Collected data entries
═══

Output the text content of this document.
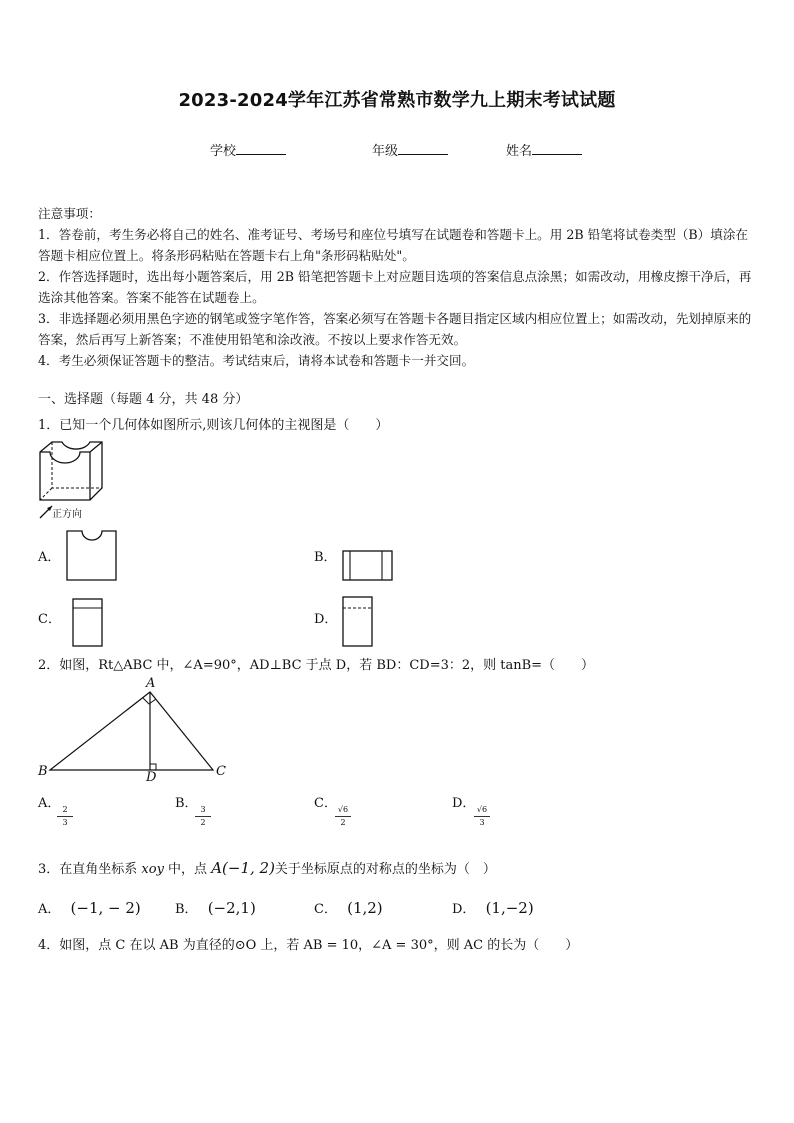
2023-2024学年江苏省常熟市数学九上期末考试试题
学校	年级	姓名

注意事项：

1．答卷前，考生务必将自己的姓名、准考证号、考场号和座位号填写在试题卷和答题卡上。用 2B 铅笔将试卷类型（B）填涂在答题卡相应位置上。将条形码粘贴在答题卡右上角"条形码粘贴处"。

2．作答选择题时，选出每小题答案后，用 2B 铅笔把答题卡上对应题目选项的答案信息点涂黑；如需改动，用橡皮擦干净后，再选涂其他答案。答案不能答在试题卷上。

3．非选择题必须用黑色字迹的钢笔或签字笔作答，答案必须写在答题卡各题目指定区域内相应位置上；如需改动，先划掉原来的答案，然后再写上新答案；不准使用铅笔和涂改液。不按以上要求作答无效。

4．考生必须保证答题卡的整洁。考试结束后，请将本试卷和答题卡一并交回。

一、选择题（每题 4 分，共 48 分）
1．已知一个几何体如图所示,则该几何体的主视图是（　　）
正方向
A．	B．
C．	D．
2．如图，Rt△ABC 中，∠A=90°，AD⊥BC 于点 D，若 BD：CD=3：2，则 tanB=（　　）
A
B	C
D
A． 2
3
B． 3
2
C． √6
2
D． √6
3
3．在直角坐标系 xoy 中，点 A(−1, 2)关于坐标原点的对称点的坐标为（　）
A． (−1, − 2)	B． (−2,1)	C． (1,2)	D． (1,−2)
4．如图，点 C 在以 AB 为直径的⊙O 上，若 AB = 10，∠A = 30°，则 AC 的长为（　　）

═══

Short problem
Write out every record above exactly as it stands, but leave out the pictures.

Written answer
Output the text content of this document.
2023-2024学年江苏省常熟市数学九上期末考试试题
学校	年级	姓名

注意事项：

1．答卷前，考生务必将自己的姓名、准考证号、考场号和座位号填写在试题卷和答题卡上。用 2B 铅笔将试卷类型（B）填涂在答题卡相应位置上。将条形码粘贴在答题卡右上角"条形码粘贴处"。

2．作答选择题时，选出每小题答案后，用 2B 铅笔把答题卡上对应题目选项的答案信息点涂黑；如需改动，用橡皮擦干净后，再选涂其他答案。答案不能答在试题卷上。

3．非选择题必须用黑色字迹的钢笔或签字笔作答，答案必须写在答题卡各题目指定区域内相应位置上；如需改动，先划掉原来的答案，然后再写上新答案；不准使用铅笔和涂改液。不按以上要求作答无效。

4．考生必须保证答题卡的整洁。考试结束后，请将本试卷和答题卡一并交回。

一、选择题（每题 4 分，共 48 分）
1．已知一个几何体如图所示,则该几何体的主视图是（　　）
正方向
A．	B．
C．	D．
2．如图，Rt△ABC 中，∠A=90°，AD⊥BC 于点 D，若 BD：CD=3：2，则 tanB=（　　）
A
B	C
D
A． 2
3
B． 3
2
C． √6
2
D． √6
3
3．在直角坐标系 xoy 中，点 A(−1, 2)关于坐标原点的对称点的坐标为（　）
A． (−1, − 2)	B． (−2,1)	C． (1,2)	D． (1,−2)
4．如图，点 C 在以 AB 为直径的⊙O 上，若 AB = 10，∠A = 30°，则 AC 的长为（　　）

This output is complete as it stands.